Look through the data and write out every line with the word "this" in it.

- [Supplied entries]
────────────────────

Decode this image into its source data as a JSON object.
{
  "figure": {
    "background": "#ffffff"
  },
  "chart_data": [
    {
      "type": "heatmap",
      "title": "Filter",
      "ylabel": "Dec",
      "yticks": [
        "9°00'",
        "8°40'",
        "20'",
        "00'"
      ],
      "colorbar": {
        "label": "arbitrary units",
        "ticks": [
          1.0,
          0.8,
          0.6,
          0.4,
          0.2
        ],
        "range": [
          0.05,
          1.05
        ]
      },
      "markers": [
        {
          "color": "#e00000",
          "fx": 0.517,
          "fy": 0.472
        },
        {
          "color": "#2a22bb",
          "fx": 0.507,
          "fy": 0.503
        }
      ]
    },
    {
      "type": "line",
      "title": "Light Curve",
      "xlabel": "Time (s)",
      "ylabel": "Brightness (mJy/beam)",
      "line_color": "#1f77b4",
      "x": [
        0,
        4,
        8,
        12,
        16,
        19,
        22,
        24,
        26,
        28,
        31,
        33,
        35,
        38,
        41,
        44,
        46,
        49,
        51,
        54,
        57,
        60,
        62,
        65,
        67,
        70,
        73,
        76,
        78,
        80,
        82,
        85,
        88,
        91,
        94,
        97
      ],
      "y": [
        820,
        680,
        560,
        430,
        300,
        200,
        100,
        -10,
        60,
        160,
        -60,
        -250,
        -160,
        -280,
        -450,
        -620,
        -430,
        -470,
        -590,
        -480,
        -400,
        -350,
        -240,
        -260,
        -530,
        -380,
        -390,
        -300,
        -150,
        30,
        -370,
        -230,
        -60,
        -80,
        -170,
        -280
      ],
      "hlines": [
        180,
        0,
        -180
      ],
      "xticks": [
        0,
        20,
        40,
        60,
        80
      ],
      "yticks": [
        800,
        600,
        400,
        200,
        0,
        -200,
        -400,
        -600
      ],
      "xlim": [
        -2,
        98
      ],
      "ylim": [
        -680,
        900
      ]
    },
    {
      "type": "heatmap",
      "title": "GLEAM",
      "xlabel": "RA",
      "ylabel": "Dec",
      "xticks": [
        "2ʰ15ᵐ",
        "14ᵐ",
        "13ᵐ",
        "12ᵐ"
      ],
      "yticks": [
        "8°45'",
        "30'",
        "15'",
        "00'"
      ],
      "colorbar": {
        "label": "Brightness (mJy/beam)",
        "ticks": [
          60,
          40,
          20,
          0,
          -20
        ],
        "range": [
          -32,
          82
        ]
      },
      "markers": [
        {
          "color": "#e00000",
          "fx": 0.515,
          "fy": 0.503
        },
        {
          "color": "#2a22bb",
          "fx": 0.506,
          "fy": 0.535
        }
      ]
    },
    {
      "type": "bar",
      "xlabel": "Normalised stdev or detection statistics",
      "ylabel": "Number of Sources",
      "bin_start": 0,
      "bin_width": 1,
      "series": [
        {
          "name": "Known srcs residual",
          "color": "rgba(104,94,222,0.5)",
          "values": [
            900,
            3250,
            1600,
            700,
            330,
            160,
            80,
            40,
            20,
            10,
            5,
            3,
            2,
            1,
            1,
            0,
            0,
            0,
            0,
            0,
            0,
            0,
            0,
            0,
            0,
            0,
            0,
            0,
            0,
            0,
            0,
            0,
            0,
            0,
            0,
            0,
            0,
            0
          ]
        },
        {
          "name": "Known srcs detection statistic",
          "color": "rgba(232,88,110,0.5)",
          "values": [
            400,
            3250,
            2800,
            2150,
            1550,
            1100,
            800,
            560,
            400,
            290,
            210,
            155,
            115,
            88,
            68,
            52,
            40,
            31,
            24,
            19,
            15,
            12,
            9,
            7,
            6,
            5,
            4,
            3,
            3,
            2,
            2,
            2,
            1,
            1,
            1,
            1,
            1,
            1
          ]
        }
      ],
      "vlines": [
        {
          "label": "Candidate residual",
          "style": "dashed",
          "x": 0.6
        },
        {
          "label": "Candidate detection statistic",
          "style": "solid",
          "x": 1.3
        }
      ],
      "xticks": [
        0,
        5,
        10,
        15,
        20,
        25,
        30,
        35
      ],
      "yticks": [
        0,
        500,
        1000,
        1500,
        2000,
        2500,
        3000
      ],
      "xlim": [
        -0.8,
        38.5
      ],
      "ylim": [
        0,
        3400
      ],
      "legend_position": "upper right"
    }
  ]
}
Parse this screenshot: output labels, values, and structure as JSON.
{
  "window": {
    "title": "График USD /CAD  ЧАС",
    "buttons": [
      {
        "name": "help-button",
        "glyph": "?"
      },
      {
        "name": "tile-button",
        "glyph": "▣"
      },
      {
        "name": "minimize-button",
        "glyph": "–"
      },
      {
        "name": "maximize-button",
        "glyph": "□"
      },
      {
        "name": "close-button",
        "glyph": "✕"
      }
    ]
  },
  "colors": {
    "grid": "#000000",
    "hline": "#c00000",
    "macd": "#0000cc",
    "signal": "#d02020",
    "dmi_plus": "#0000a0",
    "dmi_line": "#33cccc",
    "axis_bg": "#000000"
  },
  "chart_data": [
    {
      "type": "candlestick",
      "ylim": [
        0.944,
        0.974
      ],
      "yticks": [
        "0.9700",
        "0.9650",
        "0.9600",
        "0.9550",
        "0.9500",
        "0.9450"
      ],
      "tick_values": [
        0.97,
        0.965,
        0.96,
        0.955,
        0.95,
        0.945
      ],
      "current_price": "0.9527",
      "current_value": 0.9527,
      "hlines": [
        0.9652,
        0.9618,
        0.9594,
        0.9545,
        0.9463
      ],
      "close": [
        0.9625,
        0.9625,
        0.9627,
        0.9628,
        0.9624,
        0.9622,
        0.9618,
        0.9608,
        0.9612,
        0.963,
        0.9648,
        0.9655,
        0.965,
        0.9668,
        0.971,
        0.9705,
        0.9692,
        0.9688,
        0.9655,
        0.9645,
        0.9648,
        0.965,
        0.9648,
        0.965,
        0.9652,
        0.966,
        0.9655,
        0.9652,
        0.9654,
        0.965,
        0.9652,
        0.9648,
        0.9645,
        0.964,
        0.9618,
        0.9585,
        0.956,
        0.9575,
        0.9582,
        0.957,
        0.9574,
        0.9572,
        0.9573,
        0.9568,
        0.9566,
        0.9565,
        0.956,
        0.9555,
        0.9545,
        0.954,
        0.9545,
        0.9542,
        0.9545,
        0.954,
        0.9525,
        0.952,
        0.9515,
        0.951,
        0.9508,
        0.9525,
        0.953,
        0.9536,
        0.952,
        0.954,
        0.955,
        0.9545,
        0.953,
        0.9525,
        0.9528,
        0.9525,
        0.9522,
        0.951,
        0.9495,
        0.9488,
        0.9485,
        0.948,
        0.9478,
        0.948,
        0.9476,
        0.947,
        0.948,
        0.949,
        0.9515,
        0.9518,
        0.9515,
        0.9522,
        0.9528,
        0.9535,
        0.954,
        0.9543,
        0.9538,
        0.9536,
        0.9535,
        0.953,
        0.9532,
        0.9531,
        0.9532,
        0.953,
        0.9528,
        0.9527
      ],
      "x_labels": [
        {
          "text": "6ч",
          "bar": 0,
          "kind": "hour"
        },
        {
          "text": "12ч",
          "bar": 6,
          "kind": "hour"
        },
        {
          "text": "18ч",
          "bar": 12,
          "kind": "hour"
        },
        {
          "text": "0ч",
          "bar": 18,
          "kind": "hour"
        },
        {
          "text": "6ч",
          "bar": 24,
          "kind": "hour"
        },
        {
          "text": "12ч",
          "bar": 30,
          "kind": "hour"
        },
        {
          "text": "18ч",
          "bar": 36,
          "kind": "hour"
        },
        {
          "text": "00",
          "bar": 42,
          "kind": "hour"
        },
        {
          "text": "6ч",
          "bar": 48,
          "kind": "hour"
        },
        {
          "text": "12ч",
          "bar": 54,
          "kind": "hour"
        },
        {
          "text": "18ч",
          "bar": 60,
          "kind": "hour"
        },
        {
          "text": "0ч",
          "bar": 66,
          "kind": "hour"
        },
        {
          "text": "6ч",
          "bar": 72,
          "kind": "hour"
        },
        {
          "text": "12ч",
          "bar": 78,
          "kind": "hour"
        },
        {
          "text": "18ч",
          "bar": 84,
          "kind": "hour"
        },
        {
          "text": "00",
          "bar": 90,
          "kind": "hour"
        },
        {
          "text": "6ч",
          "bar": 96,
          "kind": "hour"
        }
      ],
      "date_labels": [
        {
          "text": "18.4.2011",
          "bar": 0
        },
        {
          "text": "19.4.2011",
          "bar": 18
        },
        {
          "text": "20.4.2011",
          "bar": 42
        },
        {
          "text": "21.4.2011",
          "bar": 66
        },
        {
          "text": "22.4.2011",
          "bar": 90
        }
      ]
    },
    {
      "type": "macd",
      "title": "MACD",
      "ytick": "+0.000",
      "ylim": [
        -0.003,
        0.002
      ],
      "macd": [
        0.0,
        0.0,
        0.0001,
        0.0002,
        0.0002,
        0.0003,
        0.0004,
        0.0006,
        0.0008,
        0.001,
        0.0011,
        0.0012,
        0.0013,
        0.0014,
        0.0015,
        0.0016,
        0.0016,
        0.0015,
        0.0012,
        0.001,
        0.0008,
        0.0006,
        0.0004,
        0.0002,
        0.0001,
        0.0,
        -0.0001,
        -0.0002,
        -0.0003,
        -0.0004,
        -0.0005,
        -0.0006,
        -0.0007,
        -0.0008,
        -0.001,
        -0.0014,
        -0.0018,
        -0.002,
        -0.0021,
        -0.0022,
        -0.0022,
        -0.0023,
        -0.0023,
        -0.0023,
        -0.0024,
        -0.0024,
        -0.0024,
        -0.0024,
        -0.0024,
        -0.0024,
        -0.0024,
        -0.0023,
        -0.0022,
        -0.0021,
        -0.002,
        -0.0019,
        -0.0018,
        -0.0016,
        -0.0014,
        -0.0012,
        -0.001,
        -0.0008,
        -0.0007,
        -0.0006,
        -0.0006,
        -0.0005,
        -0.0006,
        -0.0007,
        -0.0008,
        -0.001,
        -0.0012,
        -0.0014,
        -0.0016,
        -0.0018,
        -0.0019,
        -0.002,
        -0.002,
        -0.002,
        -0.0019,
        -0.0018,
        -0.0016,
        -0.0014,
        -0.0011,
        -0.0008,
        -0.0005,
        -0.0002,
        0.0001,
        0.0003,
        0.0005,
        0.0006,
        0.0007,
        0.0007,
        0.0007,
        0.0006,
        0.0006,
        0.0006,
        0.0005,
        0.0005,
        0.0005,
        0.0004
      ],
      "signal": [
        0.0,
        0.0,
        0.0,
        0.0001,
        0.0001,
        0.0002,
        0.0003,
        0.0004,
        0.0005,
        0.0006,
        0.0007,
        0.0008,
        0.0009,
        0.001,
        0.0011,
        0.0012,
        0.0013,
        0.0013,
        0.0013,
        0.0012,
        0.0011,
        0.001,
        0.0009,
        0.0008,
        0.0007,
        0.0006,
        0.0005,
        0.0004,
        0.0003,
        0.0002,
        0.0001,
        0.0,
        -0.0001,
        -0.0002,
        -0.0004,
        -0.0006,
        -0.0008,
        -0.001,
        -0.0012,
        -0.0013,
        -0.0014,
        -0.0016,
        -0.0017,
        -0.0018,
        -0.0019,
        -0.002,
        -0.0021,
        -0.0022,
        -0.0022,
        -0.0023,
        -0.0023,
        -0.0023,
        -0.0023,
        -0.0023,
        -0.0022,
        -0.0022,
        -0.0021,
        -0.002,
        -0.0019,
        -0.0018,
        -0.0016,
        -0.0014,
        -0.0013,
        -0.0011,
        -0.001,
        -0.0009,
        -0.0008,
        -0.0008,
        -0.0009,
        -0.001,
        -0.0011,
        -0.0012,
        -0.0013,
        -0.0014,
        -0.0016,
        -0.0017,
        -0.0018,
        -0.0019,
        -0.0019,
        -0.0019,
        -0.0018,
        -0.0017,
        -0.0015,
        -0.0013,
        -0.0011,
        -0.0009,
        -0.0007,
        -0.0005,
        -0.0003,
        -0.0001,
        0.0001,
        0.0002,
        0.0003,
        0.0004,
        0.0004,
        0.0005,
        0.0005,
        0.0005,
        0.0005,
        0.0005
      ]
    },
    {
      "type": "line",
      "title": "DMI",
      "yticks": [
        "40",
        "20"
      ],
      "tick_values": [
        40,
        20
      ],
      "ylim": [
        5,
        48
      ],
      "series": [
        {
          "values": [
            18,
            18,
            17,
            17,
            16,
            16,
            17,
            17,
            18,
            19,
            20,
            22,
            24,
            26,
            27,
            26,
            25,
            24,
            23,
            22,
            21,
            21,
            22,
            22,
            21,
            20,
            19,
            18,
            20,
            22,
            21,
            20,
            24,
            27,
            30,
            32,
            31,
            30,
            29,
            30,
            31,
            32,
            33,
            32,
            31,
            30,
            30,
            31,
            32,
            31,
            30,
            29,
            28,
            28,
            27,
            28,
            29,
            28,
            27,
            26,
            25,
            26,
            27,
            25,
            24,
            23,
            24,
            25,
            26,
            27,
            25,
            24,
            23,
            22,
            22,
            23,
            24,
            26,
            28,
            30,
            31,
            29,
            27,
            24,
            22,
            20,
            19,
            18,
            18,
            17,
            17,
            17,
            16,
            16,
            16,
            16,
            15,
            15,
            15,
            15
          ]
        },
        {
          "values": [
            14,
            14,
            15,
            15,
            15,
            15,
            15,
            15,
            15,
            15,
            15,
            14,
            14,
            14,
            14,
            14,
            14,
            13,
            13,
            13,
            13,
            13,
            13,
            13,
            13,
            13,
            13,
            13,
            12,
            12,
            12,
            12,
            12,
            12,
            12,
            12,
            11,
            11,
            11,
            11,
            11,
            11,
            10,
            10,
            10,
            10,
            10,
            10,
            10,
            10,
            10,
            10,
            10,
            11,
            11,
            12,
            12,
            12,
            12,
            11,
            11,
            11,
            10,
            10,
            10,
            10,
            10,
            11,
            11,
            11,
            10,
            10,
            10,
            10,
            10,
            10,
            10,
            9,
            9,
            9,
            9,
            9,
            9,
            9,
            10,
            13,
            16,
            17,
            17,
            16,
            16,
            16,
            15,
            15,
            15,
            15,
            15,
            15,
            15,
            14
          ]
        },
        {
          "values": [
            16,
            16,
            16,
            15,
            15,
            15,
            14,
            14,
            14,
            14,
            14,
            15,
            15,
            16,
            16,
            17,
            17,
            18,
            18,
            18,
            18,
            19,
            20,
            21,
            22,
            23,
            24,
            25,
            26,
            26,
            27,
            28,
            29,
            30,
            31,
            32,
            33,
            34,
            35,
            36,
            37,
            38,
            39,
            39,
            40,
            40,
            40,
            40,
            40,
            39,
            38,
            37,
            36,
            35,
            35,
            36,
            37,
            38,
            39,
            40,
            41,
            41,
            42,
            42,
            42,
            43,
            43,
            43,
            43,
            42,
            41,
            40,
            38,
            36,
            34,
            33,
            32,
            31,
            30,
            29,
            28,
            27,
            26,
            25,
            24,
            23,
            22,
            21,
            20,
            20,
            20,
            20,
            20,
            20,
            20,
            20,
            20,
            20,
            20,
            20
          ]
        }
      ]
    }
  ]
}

────────────────────

- [Solution below]
Decode this image into its source data as a JSON object.
Parse this screenshot: output labels, values, and structure as JSON.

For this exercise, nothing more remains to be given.